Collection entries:
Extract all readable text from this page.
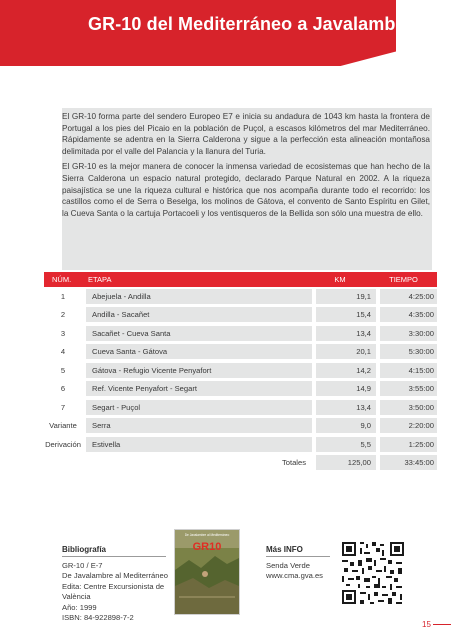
GR-10 del Mediterráneo a Javalambre

El GR-10 forma parte del sendero Europeo E7 e inicia su andadura de 1043 km hasta la frontera de Portugal a los pies del Picaio en la población de Puçol, a escasos kilómetros del mar Mediterráneo. Rápidamente se adentra en la Sierra Calderona y sigue a la perfección esta alineación montañosa delimitada por el valle del Palancia y la llanura del Turia.

El GR-10 es la mejor manera de conocer la inmensa variedad de ecosistemas que han hecho de la Sierra Calderona un espacio natural protegido, declarado Parque Natural en 2002. A la riqueza paisajística se une la riqueza cultural e histórica que nos acompaña durante todo el recorrido: los castillos como el de Serra o Beselga, los molinos de Gátova, el convento de Santo Espíritu en Gilet, la Cueva Santa o la cartuja Portacoeli y los ventisqueros de la Bellida son sólo una muestra de ello.

NÚM.	ETAPA	KM	TIEMPO
1	Abejuela - Andilla	19,1	4:25:00
2	Andilla - Sacañet	15,4	4:35:00
3	Sacañet - Cueva Santa	13,4	3:30:00
4	Cueva Santa - Gátova	20,1	5:30:00
5	Gátova - Refugio Vicente Penyafort	14,2	4:15:00
6	Ref. Vicente Penyafort - Segart	14,9	3:55:00
7	Segart - Puçol	13,4	3:50:00
Variante	Serra	9,0	2:20:00
Derivación	Estivella	5,5	1:25:00
Totales	125,00	33:45:00
Bibliografía
GR-10 / E-7
De Javalambre al Mediterráneo
Edita: Centre Excursionista de
València
Año: 1999
ISBN: 84-922898-7-2
De Javalambre al Mediterráneo
GR10	Más INFO
Senda Verde
www.cma.gva.es
15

### TASK STATEMENT
Your copy should match the entries exactly, minus the pictures.

### THE REPLY
Extract all readable text from this page.
GR-10 del Mediterráneo a Javalambre

El GR-10 forma parte del sendero Europeo E7 e inicia su andadura de 1043 km hasta la frontera de Portugal a los pies del Picaio en la población de Puçol, a escasos kilómetros del mar Mediterráneo. Rápidamente se adentra en la Sierra Calderona y sigue a la perfección esta alineación montañosa delimitada por el valle del Palancia y la llanura del Turia.

El GR-10 es la mejor manera de conocer la inmensa variedad de ecosistemas que han hecho de la Sierra Calderona un espacio natural protegido, declarado Parque Natural en 2002. A la riqueza paisajística se une la riqueza cultural e histórica que nos acompaña durante todo el recorrido: los castillos como el de Serra o Beselga, los molinos de Gátova, el convento de Santo Espíritu en Gilet, la Cueva Santa o la cartuja Portacoeli y los ventisqueros de la Bellida son sólo una muestra de ello.

NÚM.	ETAPA	KM	TIEMPO
1	Abejuela - Andilla	19,1	4:25:00
2	Andilla - Sacañet	15,4	4:35:00
3	Sacañet - Cueva Santa	13,4	3:30:00
4	Cueva Santa - Gátova	20,1	5:30:00
5	Gátova - Refugio Vicente Penyafort	14,2	4:15:00
6	Ref. Vicente Penyafort - Segart	14,9	3:55:00
7	Segart - Puçol	13,4	3:50:00
Variante	Serra	9,0	2:20:00
Derivación	Estivella	5,5	1:25:00
Totales	125,00	33:45:00
Bibliografía
GR-10 / E-7
De Javalambre al Mediterráneo
Edita: Centre Excursionista de
València
Año: 1999
ISBN: 84-922898-7-2
De Javalambre al Mediterráneo
GR10	Más INFO
Senda Verde
www.cma.gva.es
15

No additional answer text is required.